WORK TO COMPLETE: Make an exact copy of the entries below with the pictures removed.

(Stored items from a collection)

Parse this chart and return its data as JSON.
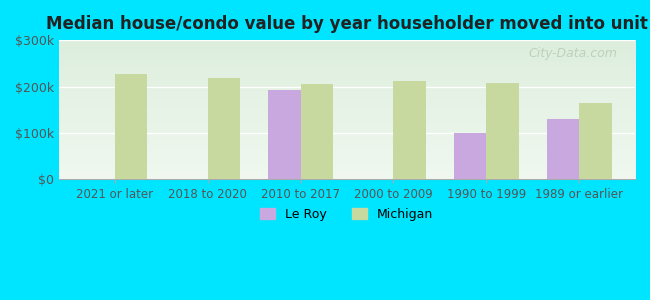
{
  "title": "Median house/condo value by year householder moved into unit",
  "categories": [
    "2021 or later",
    "2018 to 2020",
    "2010 to 2017",
    "2000 to 2009",
    "1990 to 1999",
    "1989 or earlier"
  ],
  "le_roy": [
    null,
    null,
    193000,
    null,
    100000,
    130000
  ],
  "michigan": [
    227000,
    218000,
    205000,
    212000,
    207000,
    165000
  ],
  "le_roy_color": "#c9a8e0",
  "michigan_color": "#c8d9a0",
  "background_outer": "#00e5ff",
  "background_inner_top": "#e8f5e9",
  "background_inner_bottom": "#d4edda",
  "ylim": [
    0,
    300000
  ],
  "yticks": [
    0,
    100000,
    200000,
    300000
  ],
  "ytick_labels": [
    "$0",
    "$100k",
    "$200k",
    "$300k"
  ],
  "bar_width": 0.35,
  "legend_labels": [
    "Le Roy",
    "Michigan"
  ],
  "watermark": "City-Data.com"
}
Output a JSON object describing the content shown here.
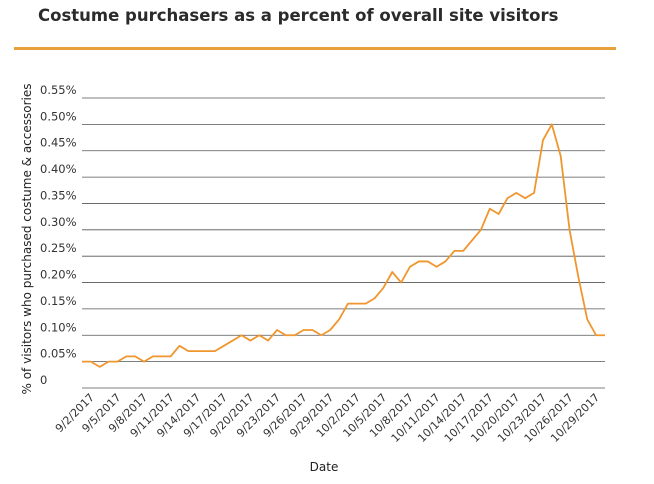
{
  "title": "Costume purchasers as a percent of overall site visitors",
  "colors": {
    "line": "#f0962e",
    "accent_rule": "#e8a13a",
    "grid": "#555555"
  },
  "chart_data": {
    "type": "line",
    "title": "Costume purchasers as a percent of overall site visitors",
    "xlabel": "Date",
    "ylabel": "% of visitors who purchased costume & accessories",
    "ylim": [
      0,
      0.55
    ],
    "yticks": [
      "0",
      "0.05%",
      "0.10%",
      "0.15%",
      "0.20%",
      "0.25%",
      "0.30%",
      "0.35%",
      "0.40%",
      "0.45%",
      "0.50%",
      "0.55%"
    ],
    "xtick_labels": [
      "9/2/2017",
      "9/5/2017",
      "9/8/2017",
      "9/11/2017",
      "9/14/2017",
      "9/17/2017",
      "9/20/2017",
      "9/23/2017",
      "9/26/2017",
      "9/29/2017",
      "10/2/2017",
      "10/5/2017",
      "10/8/2017",
      "10/11/2017",
      "10/14/2017",
      "10/17/2017",
      "10/20/2017",
      "10/23/2017",
      "10/26/2017",
      "10/29/2017"
    ],
    "grid": "horizontal",
    "series": [
      {
        "x": [
          "9/1/2017",
          "9/2/2017",
          "9/3/2017",
          "9/4/2017",
          "9/5/2017",
          "9/6/2017",
          "9/7/2017",
          "9/8/2017",
          "9/9/2017",
          "9/10/2017",
          "9/11/2017",
          "9/12/2017",
          "9/13/2017",
          "9/14/2017",
          "9/15/2017",
          "9/16/2017",
          "9/17/2017",
          "9/18/2017",
          "9/19/2017",
          "9/20/2017",
          "9/21/2017",
          "9/22/2017",
          "9/23/2017",
          "9/24/2017",
          "9/25/2017",
          "9/26/2017",
          "9/27/2017",
          "9/28/2017",
          "9/29/2017",
          "9/30/2017",
          "10/1/2017",
          "10/2/2017",
          "10/3/2017",
          "10/4/2017",
          "10/5/2017",
          "10/6/2017",
          "10/7/2017",
          "10/8/2017",
          "10/9/2017",
          "10/10/2017",
          "10/11/2017",
          "10/12/2017",
          "10/13/2017",
          "10/14/2017",
          "10/15/2017",
          "10/16/2017",
          "10/17/2017",
          "10/18/2017",
          "10/19/2017",
          "10/20/2017",
          "10/21/2017",
          "10/22/2017",
          "10/23/2017",
          "10/24/2017",
          "10/25/2017",
          "10/26/2017",
          "10/27/2017",
          "10/28/2017",
          "10/29/2017",
          "10/30/2017"
        ],
        "values": [
          0.05,
          0.05,
          0.04,
          0.05,
          0.05,
          0.06,
          0.06,
          0.05,
          0.06,
          0.06,
          0.06,
          0.08,
          0.07,
          0.07,
          0.07,
          0.07,
          0.08,
          0.09,
          0.1,
          0.09,
          0.1,
          0.09,
          0.11,
          0.1,
          0.1,
          0.11,
          0.11,
          0.1,
          0.11,
          0.13,
          0.16,
          0.16,
          0.16,
          0.17,
          0.19,
          0.22,
          0.2,
          0.23,
          0.24,
          0.24,
          0.23,
          0.24,
          0.26,
          0.26,
          0.28,
          0.3,
          0.34,
          0.33,
          0.36,
          0.37,
          0.36,
          0.37,
          0.47,
          0.5,
          0.44,
          0.3,
          0.21,
          0.13,
          0.1,
          0.1
        ]
      }
    ]
  }
}
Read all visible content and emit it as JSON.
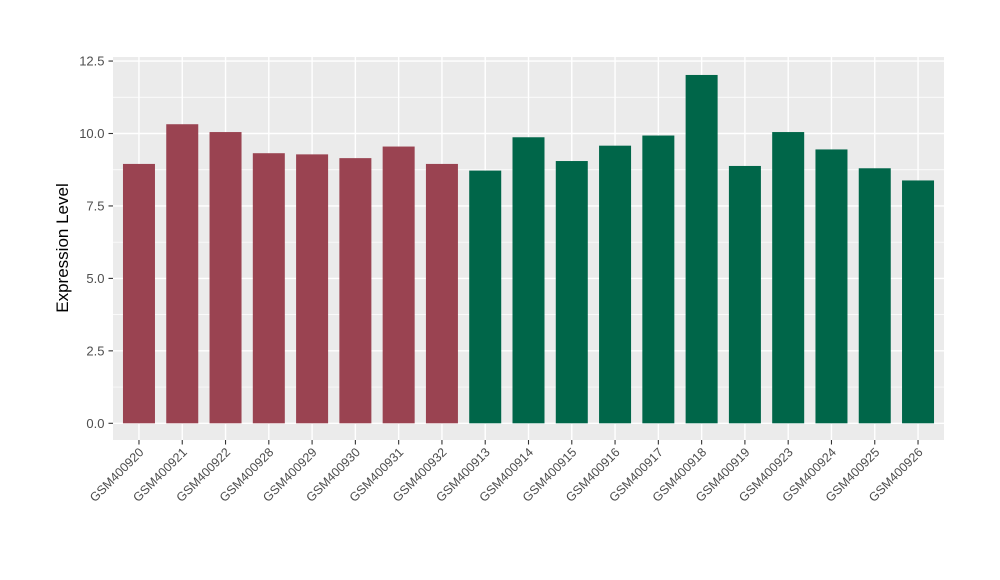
{
  "figure": {
    "background_color": "#FFFFFF",
    "panel_background": "#EBEBEB",
    "grid_color": "#FFFFFF",
    "tick_color": "#333333",
    "axis_text_color": "#4D4D4D",
    "axis_title_color": "#000000"
  },
  "chart_data": {
    "type": "bar",
    "title": "",
    "xlabel": "",
    "ylabel": "Expression Level",
    "ylim": [
      -0.6,
      12.64
    ],
    "yticks": [
      0,
      2.5,
      5,
      7.5,
      10,
      12.5
    ],
    "ytick_labels": [
      "0.0",
      "2.5",
      "5.0",
      "7.5",
      "10.0",
      "12.5"
    ],
    "yticks_minor": [
      1.25,
      3.75,
      6.25,
      8.75,
      11.25
    ],
    "grid": "horizontal major+minor and vertical major white gridlines on grey panel",
    "legend_position": "none",
    "x_label_rotation": -45,
    "categories": [
      "GSM400920",
      "GSM400921",
      "GSM400922",
      "GSM400928",
      "GSM400929",
      "GSM400930",
      "GSM400931",
      "GSM400932",
      "GSM400913",
      "GSM400914",
      "GSM400915",
      "GSM400916",
      "GSM400917",
      "GSM400918",
      "GSM400919",
      "GSM400923",
      "GSM400924",
      "GSM400925",
      "GSM400926"
    ],
    "values": [
      8.95,
      10.32,
      10.05,
      9.32,
      9.28,
      9.15,
      9.55,
      8.95,
      8.72,
      9.87,
      9.05,
      9.58,
      9.93,
      12.02,
      8.88,
      10.05,
      9.45,
      8.8,
      8.38
    ],
    "groups": [
      "maroon",
      "maroon",
      "maroon",
      "maroon",
      "maroon",
      "maroon",
      "maroon",
      "maroon",
      "green",
      "green",
      "green",
      "green",
      "green",
      "green",
      "green",
      "green",
      "green",
      "green",
      "green"
    ],
    "group_colors": {
      "maroon": "#9A4351",
      "green": "#006649"
    }
  }
}
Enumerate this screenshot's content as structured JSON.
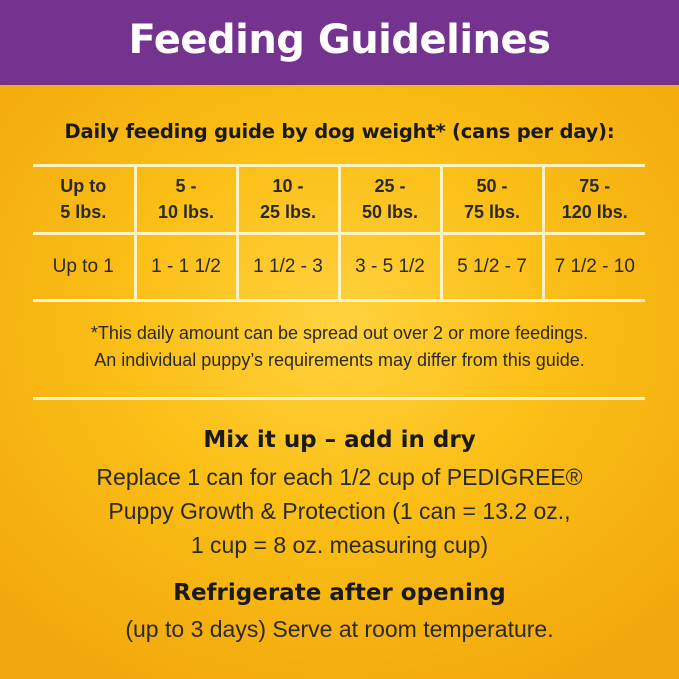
{
  "banner": {
    "title": "Feeding Guidelines"
  },
  "table": {
    "caption": "Daily feeding guide by dog weight* (cans per day):",
    "headers": [
      [
        "Up to",
        "5 lbs."
      ],
      [
        "5 -",
        "10 lbs."
      ],
      [
        "10 -",
        "25 lbs."
      ],
      [
        "25 -",
        "50 lbs."
      ],
      [
        "50 -",
        "75 lbs."
      ],
      [
        "75 -",
        "120 lbs."
      ]
    ],
    "amounts": [
      "Up to 1",
      "1 - 1 1/2",
      "1 1/2 - 3",
      "3 - 5 1/2",
      "5 1/2 - 7",
      "7 1/2 - 10"
    ]
  },
  "note": {
    "line1": "*This daily amount can be spread out over 2 or more feedings.",
    "line2": "An individual puppy’s requirements may differ from this guide."
  },
  "mix": {
    "title": "Mix it up – add in dry",
    "line1": "Replace 1 can for each 1/2 cup of PEDIGREE®",
    "line2": "Puppy Growth & Protection (1 can = 13.2 oz.,",
    "line3": "1 cup = 8 oz. measuring cup)"
  },
  "storage": {
    "title": "Refrigerate after opening",
    "body": "(up to 3 days) Serve at room temperature."
  },
  "colors": {
    "banner": "#74338f",
    "background": "#fbbf16",
    "grid_lines": "#fff3c4"
  }
}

REPLY:
Parse this chart and return its data as JSON.
{
  "title": "Median house/condo value by year householder moved into unit",
  "categories": [
    "2021 or later",
    "2018 to 2020",
    "2010 to 2017",
    "2000 to 2009",
    "1990 to 1999",
    "1989 or earlier"
  ],
  "le_roy": [
    null,
    null,
    193000,
    null,
    100000,
    130000
  ],
  "michigan": [
    227000,
    218000,
    205000,
    212000,
    207000,
    165000
  ],
  "le_roy_color": "#c9a8e0",
  "michigan_color": "#c8d9a0",
  "background_outer": "#00e5ff",
  "background_inner_top": "#e8f5e9",
  "background_inner_bottom": "#d4edda",
  "ylim": [
    0,
    300000
  ],
  "yticks": [
    0,
    100000,
    200000,
    300000
  ],
  "ytick_labels": [
    "$0",
    "$100k",
    "$200k",
    "$300k"
  ],
  "bar_width": 0.35,
  "legend_labels": [
    "Le Roy",
    "Michigan"
  ],
  "watermark": "City-Data.com"
}
Output a JSON object describing the content shown here.
{
  "title": "Costume purchasers as a percent of overall site visitors",
  "colors": {
    "line": "#f0962e",
    "accent_rule": "#e8a13a",
    "grid": "#555555"
  },
  "chart_data": {
    "type": "line",
    "title": "Costume purchasers as a percent of overall site visitors",
    "xlabel": "Date",
    "ylabel": "% of visitors who purchased costume & accessories",
    "ylim": [
      0,
      0.55
    ],
    "yticks": [
      "0",
      "0.05%",
      "0.10%",
      "0.15%",
      "0.20%",
      "0.25%",
      "0.30%",
      "0.35%",
      "0.40%",
      "0.45%",
      "0.50%",
      "0.55%"
    ],
    "xtick_labels": [
      "9/2/2017",
      "9/5/2017",
      "9/8/2017",
      "9/11/2017",
      "9/14/2017",
      "9/17/2017",
      "9/20/2017",
      "9/23/2017",
      "9/26/2017",
      "9/29/2017",
      "10/2/2017",
      "10/5/2017",
      "10/8/2017",
      "10/11/2017",
      "10/14/2017",
      "10/17/2017",
      "10/20/2017",
      "10/23/2017",
      "10/26/2017",
      "10/29/2017"
    ],
    "grid": "horizontal",
    "series": [
      {
        "x": [
          "9/1/2017",
          "9/2/2017",
          "9/3/2017",
          "9/4/2017",
          "9/5/2017",
          "9/6/2017",
          "9/7/2017",
          "9/8/2017",
          "9/9/2017",
          "9/10/2017",
          "9/11/2017",
          "9/12/2017",
          "9/13/2017",
          "9/14/2017",
          "9/15/2017",
          "9/16/2017",
          "9/17/2017",
          "9/18/2017",
          "9/19/2017",
          "9/20/2017",
          "9/21/2017",
          "9/22/2017",
          "9/23/2017",
          "9/24/2017",
          "9/25/2017",
          "9/26/2017",
          "9/27/2017",
          "9/28/2017",
          "9/29/2017",
          "9/30/2017",
          "10/1/2017",
          "10/2/2017",
          "10/3/2017",
          "10/4/2017",
          "10/5/2017",
          "10/6/2017",
          "10/7/2017",
          "10/8/2017",
          "10/9/2017",
          "10/10/2017",
          "10/11/2017",
          "10/12/2017",
          "10/13/2017",
          "10/14/2017",
          "10/15/2017",
          "10/16/2017",
          "10/17/2017",
          "10/18/2017",
          "10/19/2017",
          "10/20/2017",
          "10/21/2017",
          "10/22/2017",
          "10/23/2017",
          "10/24/2017",
          "10/25/2017",
          "10/26/2017",
          "10/27/2017",
          "10/28/2017",
          "10/29/2017",
          "10/30/2017"
        ],
        "values": [
          0.05,
          0.05,
          0.04,
          0.05,
          0.05,
          0.06,
          0.06,
          0.05,
          0.06,
          0.06,
          0.06,
          0.08,
          0.07,
          0.07,
          0.07,
          0.07,
          0.08,
          0.09,
          0.1,
          0.09,
          0.1,
          0.09,
          0.11,
          0.1,
          0.1,
          0.11,
          0.11,
          0.1,
          0.11,
          0.13,
          0.16,
          0.16,
          0.16,
          0.17,
          0.19,
          0.22,
          0.2,
          0.23,
          0.24,
          0.24,
          0.23,
          0.24,
          0.26,
          0.26,
          0.28,
          0.3,
          0.34,
          0.33,
          0.36,
          0.37,
          0.36,
          0.37,
          0.47,
          0.5,
          0.44,
          0.3,
          0.21,
          0.13,
          0.1,
          0.1
        ]
      }
    ]
  }
}
Read all visible content and emit it as JSON.
{
  "figure": {
    "background_color": "#FFFFFF",
    "panel_background": "#EBEBEB",
    "grid_color": "#FFFFFF",
    "tick_color": "#333333",
    "axis_text_color": "#4D4D4D",
    "axis_title_color": "#000000"
  },
  "chart_data": {
    "type": "bar",
    "title": "",
    "xlabel": "",
    "ylabel": "Expression Level",
    "ylim": [
      -0.6,
      12.64
    ],
    "yticks": [
      0,
      2.5,
      5,
      7.5,
      10,
      12.5
    ],
    "ytick_labels": [
      "0.0",
      "2.5",
      "5.0",
      "7.5",
      "10.0",
      "12.5"
    ],
    "yticks_minor": [
      1.25,
      3.75,
      6.25,
      8.75,
      11.25
    ],
    "grid": "horizontal major+minor and vertical major white gridlines on grey panel",
    "legend_position": "none",
    "x_label_rotation": -45,
    "categories": [
      "GSM400920",
      "GSM400921",
      "GSM400922",
      "GSM400928",
      "GSM400929",
      "GSM400930",
      "GSM400931",
      "GSM400932",
      "GSM400913",
      "GSM400914",
      "GSM400915",
      "GSM400916",
      "GSM400917",
      "GSM400918",
      "GSM400919",
      "GSM400923",
      "GSM400924",
      "GSM400925",
      "GSM400926"
    ],
    "values": [
      8.95,
      10.32,
      10.05,
      9.32,
      9.28,
      9.15,
      9.55,
      8.95,
      8.72,
      9.87,
      9.05,
      9.58,
      9.93,
      12.02,
      8.88,
      10.05,
      9.45,
      8.8,
      8.38
    ],
    "groups": [
      "maroon",
      "maroon",
      "maroon",
      "maroon",
      "maroon",
      "maroon",
      "maroon",
      "maroon",
      "green",
      "green",
      "green",
      "green",
      "green",
      "green",
      "green",
      "green",
      "green",
      "green",
      "green"
    ],
    "group_colors": {
      "maroon": "#9A4351",
      "green": "#006649"
    }
  }
}
Enumerate this screenshot's content as structured JSON.
{
  "banner": {
    "title": "Feeding Guidelines"
  },
  "table": {
    "caption": "Daily feeding guide by dog weight* (cans per day):",
    "headers": [
      [
        "Up to",
        "5 lbs."
      ],
      [
        "5 -",
        "10 lbs."
      ],
      [
        "10 -",
        "25 lbs."
      ],
      [
        "25 -",
        "50 lbs."
      ],
      [
        "50 -",
        "75 lbs."
      ],
      [
        "75 -",
        "120 lbs."
      ]
    ],
    "amounts": [
      "Up to 1",
      "1 - 1 1/2",
      "1 1/2 - 3",
      "3 - 5 1/2",
      "5 1/2 - 7",
      "7 1/2 - 10"
    ]
  },
  "note": {
    "line1": "*This daily amount can be spread out over 2 or more feedings.",
    "line2": "An individual puppy’s requirements may differ from this guide."
  },
  "mix": {
    "title": "Mix it up – add in dry",
    "line1": "Replace 1 can for each 1/2 cup of PEDIGREE®",
    "line2": "Puppy Growth & Protection (1 can = 13.2 oz.,",
    "line3": "1 cup = 8 oz. measuring cup)"
  },
  "storage": {
    "title": "Refrigerate after opening",
    "body": "(up to 3 days) Serve at room temperature."
  },
  "colors": {
    "banner": "#74338f",
    "background": "#fbbf16",
    "grid_lines": "#fff3c4"
  }
}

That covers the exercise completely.